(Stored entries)
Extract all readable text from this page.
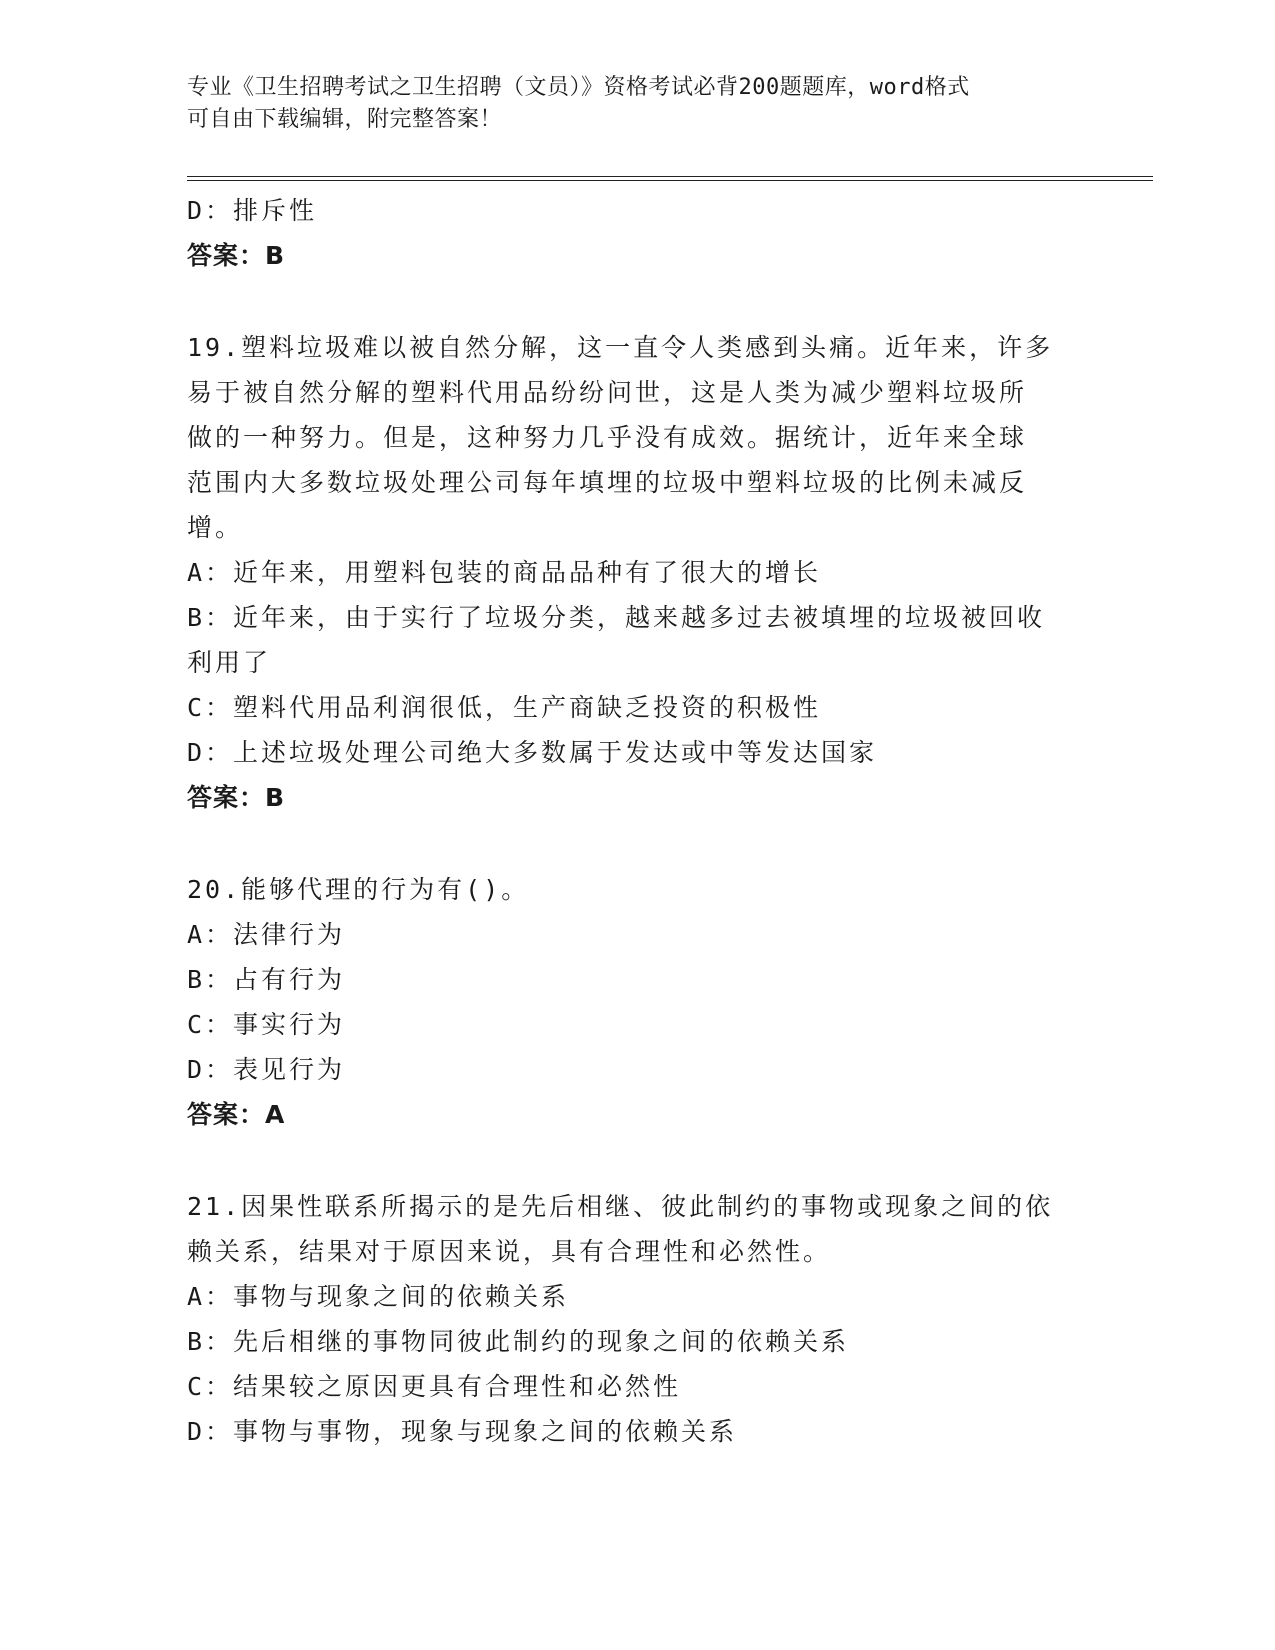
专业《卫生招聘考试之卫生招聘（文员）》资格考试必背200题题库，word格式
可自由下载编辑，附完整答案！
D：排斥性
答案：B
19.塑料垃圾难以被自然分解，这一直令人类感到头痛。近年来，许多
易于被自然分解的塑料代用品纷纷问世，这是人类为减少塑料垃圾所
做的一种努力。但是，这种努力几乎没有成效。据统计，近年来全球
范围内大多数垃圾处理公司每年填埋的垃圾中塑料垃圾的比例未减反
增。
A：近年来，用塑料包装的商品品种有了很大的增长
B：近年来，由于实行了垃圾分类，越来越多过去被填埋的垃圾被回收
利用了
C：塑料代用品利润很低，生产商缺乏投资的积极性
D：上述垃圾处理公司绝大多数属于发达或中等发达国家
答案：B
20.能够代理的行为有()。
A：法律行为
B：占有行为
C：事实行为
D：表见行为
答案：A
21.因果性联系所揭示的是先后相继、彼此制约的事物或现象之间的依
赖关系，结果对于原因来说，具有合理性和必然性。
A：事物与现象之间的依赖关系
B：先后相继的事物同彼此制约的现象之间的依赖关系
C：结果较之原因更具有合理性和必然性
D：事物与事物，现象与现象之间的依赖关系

* * *

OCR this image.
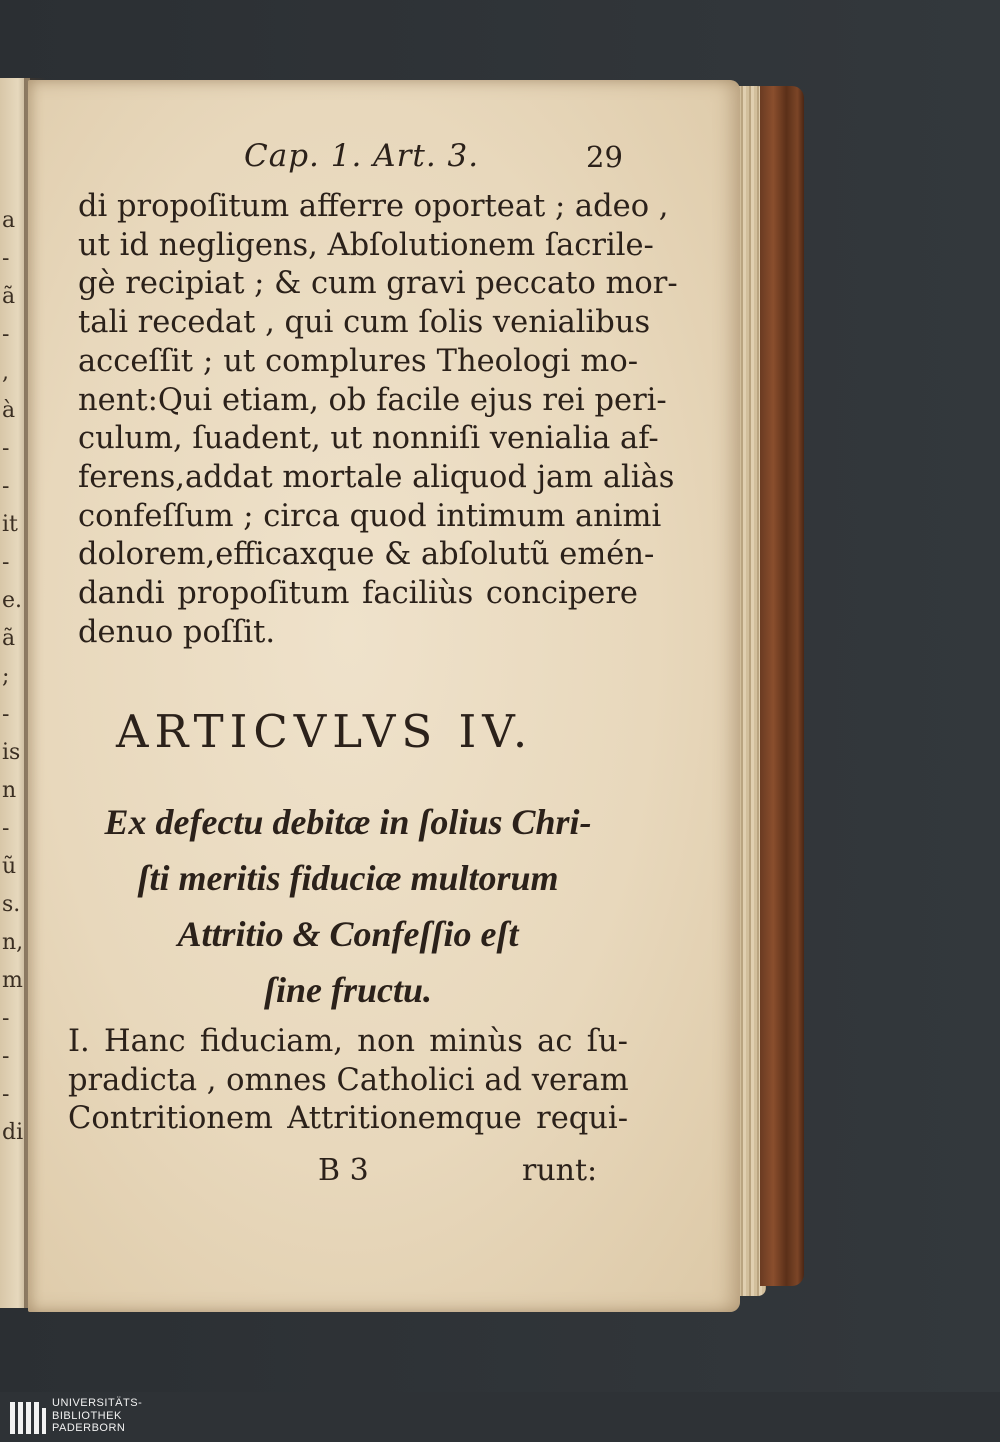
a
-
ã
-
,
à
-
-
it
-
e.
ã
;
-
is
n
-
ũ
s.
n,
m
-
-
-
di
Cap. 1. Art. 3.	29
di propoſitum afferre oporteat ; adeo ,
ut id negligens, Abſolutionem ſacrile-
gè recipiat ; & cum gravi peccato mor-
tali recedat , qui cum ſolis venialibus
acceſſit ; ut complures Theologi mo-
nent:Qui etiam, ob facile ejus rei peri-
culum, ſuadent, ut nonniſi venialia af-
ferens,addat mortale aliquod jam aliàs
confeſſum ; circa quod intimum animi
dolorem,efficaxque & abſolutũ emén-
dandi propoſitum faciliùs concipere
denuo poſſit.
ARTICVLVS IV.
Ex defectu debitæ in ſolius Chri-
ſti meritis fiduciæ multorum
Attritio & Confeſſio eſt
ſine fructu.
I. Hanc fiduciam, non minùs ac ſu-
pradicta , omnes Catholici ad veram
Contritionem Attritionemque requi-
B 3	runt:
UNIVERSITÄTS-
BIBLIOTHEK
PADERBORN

Your instructions:
Find the lines holding "this" and list every one.

Response to the exercise:
Extract all readable text from this page.
OCR this image.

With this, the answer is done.